• Description of the task:
Repeat each line of the material exactly.

::::::

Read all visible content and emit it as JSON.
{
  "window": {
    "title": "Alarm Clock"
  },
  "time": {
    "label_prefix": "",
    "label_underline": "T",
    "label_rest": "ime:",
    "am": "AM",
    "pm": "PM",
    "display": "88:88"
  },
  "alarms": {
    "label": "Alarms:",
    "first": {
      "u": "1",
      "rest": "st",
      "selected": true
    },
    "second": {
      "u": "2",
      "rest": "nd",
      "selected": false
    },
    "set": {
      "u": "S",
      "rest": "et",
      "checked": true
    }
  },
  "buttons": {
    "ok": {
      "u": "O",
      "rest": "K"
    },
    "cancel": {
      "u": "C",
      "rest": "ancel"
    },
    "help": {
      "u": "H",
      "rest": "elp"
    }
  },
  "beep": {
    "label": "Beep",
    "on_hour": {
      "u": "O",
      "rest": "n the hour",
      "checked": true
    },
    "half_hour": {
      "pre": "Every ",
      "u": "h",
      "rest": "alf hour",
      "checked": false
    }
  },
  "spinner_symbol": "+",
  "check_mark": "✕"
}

::::::

• Solution to this task:
Read all visible content and emit it as JSON.
{
  "window": {
    "title": "Alarm Clock"
  },
  "time": {
    "label_prefix": "",
    "label_underline": "T",
    "label_rest": "ime:",
    "am": "AM",
    "pm": "PM",
    "display": "88:88"
  },
  "alarms": {
    "label": "Alarms:",
    "first": {
      "u": "1",
      "rest": "st",
      "selected": true
    },
    "second": {
      "u": "2",
      "rest": "nd",
      "selected": false
    },
    "set": {
      "u": "S",
      "rest": "et",
      "checked": true
    }
  },
  "buttons": {
    "ok": {
      "u": "O",
      "rest": "K"
    },
    "cancel": {
      "u": "C",
      "rest": "ancel"
    },
    "help": {
      "u": "H",
      "rest": "elp"
    }
  },
  "beep": {
    "label": "Beep",
    "on_hour": {
      "u": "O",
      "rest": "n the hour",
      "checked": true
    },
    "half_hour": {
      "pre": "Every ",
      "u": "h",
      "rest": "alf hour",
      "checked": false
    }
  },
  "spinner_symbol": "+",
  "check_mark": "✕"
}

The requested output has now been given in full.